Set task =>
Transcribe the listing below word for word.

Record list =>
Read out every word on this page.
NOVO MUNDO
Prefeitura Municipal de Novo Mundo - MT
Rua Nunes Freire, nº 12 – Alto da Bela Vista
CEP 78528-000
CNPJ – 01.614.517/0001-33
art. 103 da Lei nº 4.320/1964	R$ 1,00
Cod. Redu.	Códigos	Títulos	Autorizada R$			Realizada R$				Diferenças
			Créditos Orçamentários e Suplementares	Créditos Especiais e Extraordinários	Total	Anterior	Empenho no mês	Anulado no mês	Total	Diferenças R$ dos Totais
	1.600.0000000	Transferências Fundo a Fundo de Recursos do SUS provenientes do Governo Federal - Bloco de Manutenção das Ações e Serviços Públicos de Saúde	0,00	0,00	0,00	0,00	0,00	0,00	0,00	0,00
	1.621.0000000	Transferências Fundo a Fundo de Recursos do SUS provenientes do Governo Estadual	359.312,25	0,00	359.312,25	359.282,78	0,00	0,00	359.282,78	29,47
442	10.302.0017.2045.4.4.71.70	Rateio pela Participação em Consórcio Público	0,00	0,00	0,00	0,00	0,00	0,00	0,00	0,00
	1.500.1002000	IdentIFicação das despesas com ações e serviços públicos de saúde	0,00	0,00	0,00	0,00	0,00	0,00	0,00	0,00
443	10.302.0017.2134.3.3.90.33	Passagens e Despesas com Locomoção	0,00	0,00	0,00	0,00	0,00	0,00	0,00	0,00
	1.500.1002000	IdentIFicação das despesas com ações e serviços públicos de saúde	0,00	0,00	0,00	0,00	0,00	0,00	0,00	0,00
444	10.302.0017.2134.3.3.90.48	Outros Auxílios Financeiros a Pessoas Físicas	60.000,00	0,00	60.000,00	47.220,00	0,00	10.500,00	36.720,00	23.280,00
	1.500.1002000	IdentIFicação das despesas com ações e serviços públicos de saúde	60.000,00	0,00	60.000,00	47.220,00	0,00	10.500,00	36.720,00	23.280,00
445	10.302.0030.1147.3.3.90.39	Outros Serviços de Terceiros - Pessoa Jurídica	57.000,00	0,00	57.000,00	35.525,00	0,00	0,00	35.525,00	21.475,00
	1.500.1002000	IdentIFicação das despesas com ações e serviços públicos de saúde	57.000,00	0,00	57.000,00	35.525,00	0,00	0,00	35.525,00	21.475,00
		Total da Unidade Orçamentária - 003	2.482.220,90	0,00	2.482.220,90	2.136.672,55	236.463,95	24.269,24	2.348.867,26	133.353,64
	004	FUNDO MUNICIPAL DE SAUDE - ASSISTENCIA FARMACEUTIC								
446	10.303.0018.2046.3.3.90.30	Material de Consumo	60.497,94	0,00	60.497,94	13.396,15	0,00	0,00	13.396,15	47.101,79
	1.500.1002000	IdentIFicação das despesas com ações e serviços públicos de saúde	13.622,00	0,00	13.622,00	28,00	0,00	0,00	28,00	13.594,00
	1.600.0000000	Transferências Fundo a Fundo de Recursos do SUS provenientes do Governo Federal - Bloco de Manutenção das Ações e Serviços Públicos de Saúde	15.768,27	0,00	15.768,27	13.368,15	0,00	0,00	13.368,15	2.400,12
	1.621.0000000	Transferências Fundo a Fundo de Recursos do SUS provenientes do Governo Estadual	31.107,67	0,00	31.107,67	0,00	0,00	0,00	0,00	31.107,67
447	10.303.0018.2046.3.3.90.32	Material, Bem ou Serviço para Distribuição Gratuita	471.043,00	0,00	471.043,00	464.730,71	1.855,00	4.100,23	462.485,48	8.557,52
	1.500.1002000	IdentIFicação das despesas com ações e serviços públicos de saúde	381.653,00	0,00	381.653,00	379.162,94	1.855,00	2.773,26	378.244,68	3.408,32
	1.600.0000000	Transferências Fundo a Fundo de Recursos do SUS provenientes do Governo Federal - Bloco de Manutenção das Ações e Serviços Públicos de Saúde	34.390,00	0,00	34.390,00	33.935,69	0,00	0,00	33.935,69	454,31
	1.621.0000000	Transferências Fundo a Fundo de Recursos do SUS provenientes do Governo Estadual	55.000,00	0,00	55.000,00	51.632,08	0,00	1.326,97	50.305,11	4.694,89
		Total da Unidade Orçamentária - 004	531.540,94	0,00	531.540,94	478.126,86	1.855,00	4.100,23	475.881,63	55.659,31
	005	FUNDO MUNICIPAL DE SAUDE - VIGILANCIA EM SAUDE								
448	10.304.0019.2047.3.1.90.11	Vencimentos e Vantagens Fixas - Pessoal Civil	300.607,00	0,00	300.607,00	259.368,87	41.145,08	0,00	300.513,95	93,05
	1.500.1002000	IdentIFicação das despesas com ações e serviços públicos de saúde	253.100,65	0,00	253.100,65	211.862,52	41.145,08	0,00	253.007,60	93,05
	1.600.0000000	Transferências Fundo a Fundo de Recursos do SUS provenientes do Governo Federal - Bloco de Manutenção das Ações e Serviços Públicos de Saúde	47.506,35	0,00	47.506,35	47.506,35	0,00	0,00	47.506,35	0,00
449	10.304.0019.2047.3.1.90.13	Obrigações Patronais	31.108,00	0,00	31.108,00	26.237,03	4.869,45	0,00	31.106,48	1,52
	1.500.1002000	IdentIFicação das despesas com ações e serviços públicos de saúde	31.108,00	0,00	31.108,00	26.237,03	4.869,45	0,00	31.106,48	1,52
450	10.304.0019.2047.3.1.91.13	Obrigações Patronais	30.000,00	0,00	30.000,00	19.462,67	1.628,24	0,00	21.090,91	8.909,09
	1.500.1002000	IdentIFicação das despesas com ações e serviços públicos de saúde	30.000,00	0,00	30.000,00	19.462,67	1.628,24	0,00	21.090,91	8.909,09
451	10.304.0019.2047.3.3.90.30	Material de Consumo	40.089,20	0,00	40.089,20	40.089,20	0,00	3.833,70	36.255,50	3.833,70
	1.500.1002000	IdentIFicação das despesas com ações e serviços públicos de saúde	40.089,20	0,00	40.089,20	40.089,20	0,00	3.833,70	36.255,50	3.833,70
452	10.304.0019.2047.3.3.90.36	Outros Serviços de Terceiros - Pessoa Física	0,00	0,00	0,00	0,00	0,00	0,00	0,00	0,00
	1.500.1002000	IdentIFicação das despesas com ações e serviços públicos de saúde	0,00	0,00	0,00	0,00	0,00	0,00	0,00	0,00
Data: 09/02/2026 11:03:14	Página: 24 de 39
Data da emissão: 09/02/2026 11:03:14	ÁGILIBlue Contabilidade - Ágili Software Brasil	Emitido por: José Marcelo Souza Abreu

Output for this exercise =>
Read out every word on this page.
NOVO MUNDO
Prefeitura Municipal de Novo Mundo - MT
Rua Nunes Freire, nº 12 – Alto da Bela Vista
CEP 78528-000
CNPJ – 01.614.517/0001-33
art. 103 da Lei nº 4.320/1964	R$ 1,00
Cod. Redu.	Códigos	Títulos	Autorizada R$			Realizada R$				Diferenças
			Créditos Orçamentários e Suplementares	Créditos Especiais e Extraordinários	Total	Anterior	Empenho no mês	Anulado no mês	Total	Diferenças R$ dos Totais
	1.600.0000000	Transferências Fundo a Fundo de Recursos do SUS provenientes do Governo Federal - Bloco de Manutenção das Ações e Serviços Públicos de Saúde	0,00	0,00	0,00	0,00	0,00	0,00	0,00	0,00
	1.621.0000000	Transferências Fundo a Fundo de Recursos do SUS provenientes do Governo Estadual	359.312,25	0,00	359.312,25	359.282,78	0,00	0,00	359.282,78	29,47
442	10.302.0017.2045.4.4.71.70	Rateio pela Participação em Consórcio Público	0,00	0,00	0,00	0,00	0,00	0,00	0,00	0,00
	1.500.1002000	IdentIFicação das despesas com ações e serviços públicos de saúde	0,00	0,00	0,00	0,00	0,00	0,00	0,00	0,00
443	10.302.0017.2134.3.3.90.33	Passagens e Despesas com Locomoção	0,00	0,00	0,00	0,00	0,00	0,00	0,00	0,00
	1.500.1002000	IdentIFicação das despesas com ações e serviços públicos de saúde	0,00	0,00	0,00	0,00	0,00	0,00	0,00	0,00
444	10.302.0017.2134.3.3.90.48	Outros Auxílios Financeiros a Pessoas Físicas	60.000,00	0,00	60.000,00	47.220,00	0,00	10.500,00	36.720,00	23.280,00
	1.500.1002000	IdentIFicação das despesas com ações e serviços públicos de saúde	60.000,00	0,00	60.000,00	47.220,00	0,00	10.500,00	36.720,00	23.280,00
445	10.302.0030.1147.3.3.90.39	Outros Serviços de Terceiros - Pessoa Jurídica	57.000,00	0,00	57.000,00	35.525,00	0,00	0,00	35.525,00	21.475,00
	1.500.1002000	IdentIFicação das despesas com ações e serviços públicos de saúde	57.000,00	0,00	57.000,00	35.525,00	0,00	0,00	35.525,00	21.475,00
		Total da Unidade Orçamentária - 003	2.482.220,90	0,00	2.482.220,90	2.136.672,55	236.463,95	24.269,24	2.348.867,26	133.353,64
	004	FUNDO MUNICIPAL DE SAUDE - ASSISTENCIA FARMACEUTIC								
446	10.303.0018.2046.3.3.90.30	Material de Consumo	60.497,94	0,00	60.497,94	13.396,15	0,00	0,00	13.396,15	47.101,79
	1.500.1002000	IdentIFicação das despesas com ações e serviços públicos de saúde	13.622,00	0,00	13.622,00	28,00	0,00	0,00	28,00	13.594,00
	1.600.0000000	Transferências Fundo a Fundo de Recursos do SUS provenientes do Governo Federal - Bloco de Manutenção das Ações e Serviços Públicos de Saúde	15.768,27	0,00	15.768,27	13.368,15	0,00	0,00	13.368,15	2.400,12
	1.621.0000000	Transferências Fundo a Fundo de Recursos do SUS provenientes do Governo Estadual	31.107,67	0,00	31.107,67	0,00	0,00	0,00	0,00	31.107,67
447	10.303.0018.2046.3.3.90.32	Material, Bem ou Serviço para Distribuição Gratuita	471.043,00	0,00	471.043,00	464.730,71	1.855,00	4.100,23	462.485,48	8.557,52
	1.500.1002000	IdentIFicação das despesas com ações e serviços públicos de saúde	381.653,00	0,00	381.653,00	379.162,94	1.855,00	2.773,26	378.244,68	3.408,32
	1.600.0000000	Transferências Fundo a Fundo de Recursos do SUS provenientes do Governo Federal - Bloco de Manutenção das Ações e Serviços Públicos de Saúde	34.390,00	0,00	34.390,00	33.935,69	0,00	0,00	33.935,69	454,31
	1.621.0000000	Transferências Fundo a Fundo de Recursos do SUS provenientes do Governo Estadual	55.000,00	0,00	55.000,00	51.632,08	0,00	1.326,97	50.305,11	4.694,89
		Total da Unidade Orçamentária - 004	531.540,94	0,00	531.540,94	478.126,86	1.855,00	4.100,23	475.881,63	55.659,31
	005	FUNDO MUNICIPAL DE SAUDE - VIGILANCIA EM SAUDE								
448	10.304.0019.2047.3.1.90.11	Vencimentos e Vantagens Fixas - Pessoal Civil	300.607,00	0,00	300.607,00	259.368,87	41.145,08	0,00	300.513,95	93,05
	1.500.1002000	IdentIFicação das despesas com ações e serviços públicos de saúde	253.100,65	0,00	253.100,65	211.862,52	41.145,08	0,00	253.007,60	93,05
	1.600.0000000	Transferências Fundo a Fundo de Recursos do SUS provenientes do Governo Federal - Bloco de Manutenção das Ações e Serviços Públicos de Saúde	47.506,35	0,00	47.506,35	47.506,35	0,00	0,00	47.506,35	0,00
449	10.304.0019.2047.3.1.90.13	Obrigações Patronais	31.108,00	0,00	31.108,00	26.237,03	4.869,45	0,00	31.106,48	1,52
	1.500.1002000	IdentIFicação das despesas com ações e serviços públicos de saúde	31.108,00	0,00	31.108,00	26.237,03	4.869,45	0,00	31.106,48	1,52
450	10.304.0019.2047.3.1.91.13	Obrigações Patronais	30.000,00	0,00	30.000,00	19.462,67	1.628,24	0,00	21.090,91	8.909,09
	1.500.1002000	IdentIFicação das despesas com ações e serviços públicos de saúde	30.000,00	0,00	30.000,00	19.462,67	1.628,24	0,00	21.090,91	8.909,09
451	10.304.0019.2047.3.3.90.30	Material de Consumo	40.089,20	0,00	40.089,20	40.089,20	0,00	3.833,70	36.255,50	3.833,70
	1.500.1002000	IdentIFicação das despesas com ações e serviços públicos de saúde	40.089,20	0,00	40.089,20	40.089,20	0,00	3.833,70	36.255,50	3.833,70
452	10.304.0019.2047.3.3.90.36	Outros Serviços de Terceiros - Pessoa Física	0,00	0,00	0,00	0,00	0,00	0,00	0,00	0,00
	1.500.1002000	IdentIFicação das despesas com ações e serviços públicos de saúde	0,00	0,00	0,00	0,00	0,00	0,00	0,00	0,00
Data: 09/02/2026 11:03:14	Página: 24 de 39
Data da emissão: 09/02/2026 11:03:14	ÁGILIBlue Contabilidade - Ágili Software Brasil	Emitido por: José Marcelo Souza Abreu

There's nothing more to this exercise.